[Collected data]
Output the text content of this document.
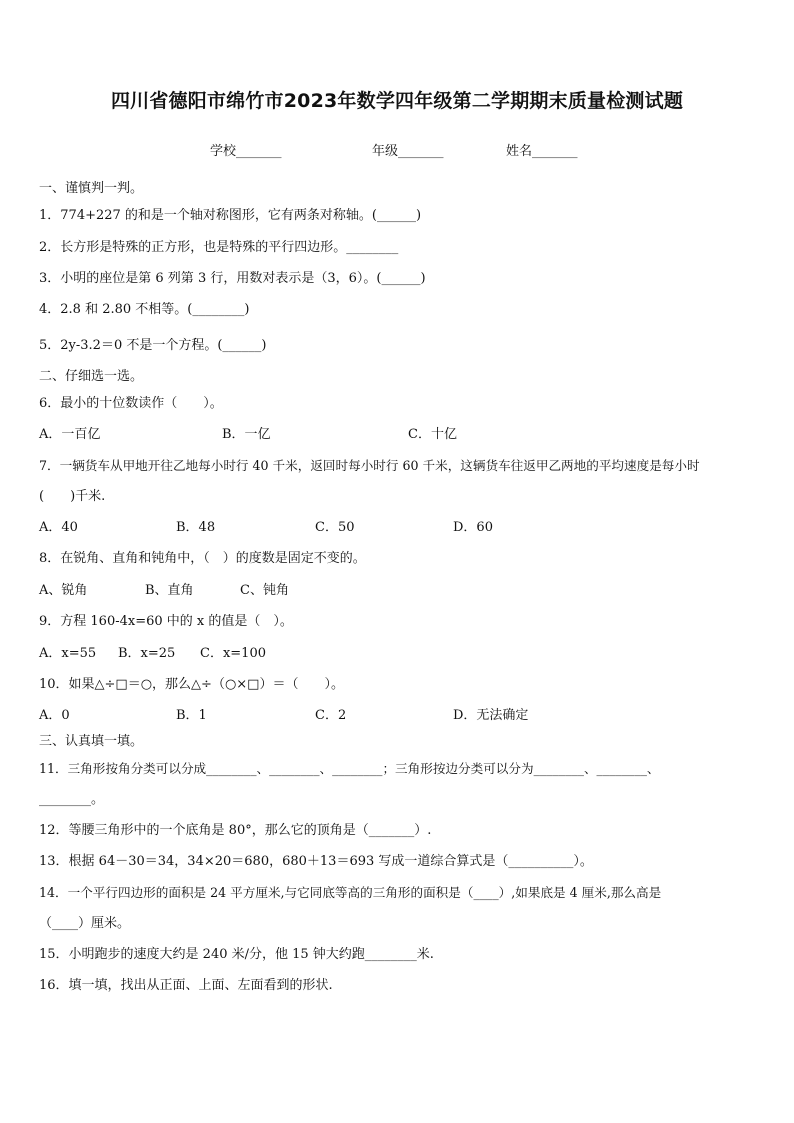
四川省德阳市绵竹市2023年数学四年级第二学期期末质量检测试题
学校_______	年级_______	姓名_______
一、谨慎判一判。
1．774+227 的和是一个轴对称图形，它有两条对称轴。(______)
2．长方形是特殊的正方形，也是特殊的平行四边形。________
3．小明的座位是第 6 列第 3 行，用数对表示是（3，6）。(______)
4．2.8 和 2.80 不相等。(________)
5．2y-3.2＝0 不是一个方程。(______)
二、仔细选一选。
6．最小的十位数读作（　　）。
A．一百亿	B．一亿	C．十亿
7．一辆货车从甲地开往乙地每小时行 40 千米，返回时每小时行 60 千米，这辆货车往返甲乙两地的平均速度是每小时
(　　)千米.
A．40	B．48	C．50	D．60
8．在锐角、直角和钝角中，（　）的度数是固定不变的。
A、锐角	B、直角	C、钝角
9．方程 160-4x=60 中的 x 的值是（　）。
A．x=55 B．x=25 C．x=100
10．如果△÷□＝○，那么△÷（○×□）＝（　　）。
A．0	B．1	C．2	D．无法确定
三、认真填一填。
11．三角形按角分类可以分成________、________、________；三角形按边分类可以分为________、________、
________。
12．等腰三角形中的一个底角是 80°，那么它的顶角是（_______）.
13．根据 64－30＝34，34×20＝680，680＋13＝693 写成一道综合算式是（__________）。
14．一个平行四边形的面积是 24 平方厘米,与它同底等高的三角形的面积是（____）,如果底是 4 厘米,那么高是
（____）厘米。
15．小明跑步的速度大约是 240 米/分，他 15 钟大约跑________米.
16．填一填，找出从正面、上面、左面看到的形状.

- **What to work on**
Copy each line of the records precisely and drop any images they hold.

- **Task result**
Output the text content of this document.
四川省德阳市绵竹市2023年数学四年级第二学期期末质量检测试题
学校_______	年级_______	姓名_______
一、谨慎判一判。
1．774+227 的和是一个轴对称图形，它有两条对称轴。(______)
2．长方形是特殊的正方形，也是特殊的平行四边形。________
3．小明的座位是第 6 列第 3 行，用数对表示是（3，6）。(______)
4．2.8 和 2.80 不相等。(________)
5．2y-3.2＝0 不是一个方程。(______)
二、仔细选一选。
6．最小的十位数读作（　　）。
A．一百亿	B．一亿	C．十亿
7．一辆货车从甲地开往乙地每小时行 40 千米，返回时每小时行 60 千米，这辆货车往返甲乙两地的平均速度是每小时
(　　)千米.
A．40	B．48	C．50	D．60
8．在锐角、直角和钝角中，（　）的度数是固定不变的。
A、锐角	B、直角	C、钝角
9．方程 160-4x=60 中的 x 的值是（　）。
A．x=55 B．x=25 C．x=100
10．如果△÷□＝○，那么△÷（○×□）＝（　　）。
A．0	B．1	C．2	D．无法确定
三、认真填一填。
11．三角形按角分类可以分成________、________、________；三角形按边分类可以分为________、________、
________。
12．等腰三角形中的一个底角是 80°，那么它的顶角是（_______）.
13．根据 64－30＝34，34×20＝680，680＋13＝693 写成一道综合算式是（__________）。
14．一个平行四边形的面积是 24 平方厘米,与它同底等高的三角形的面积是（____）,如果底是 4 厘米,那么高是
（____）厘米。
15．小明跑步的速度大约是 240 米/分，他 15 钟大约跑________米.
16．填一填，找出从正面、上面、左面看到的形状.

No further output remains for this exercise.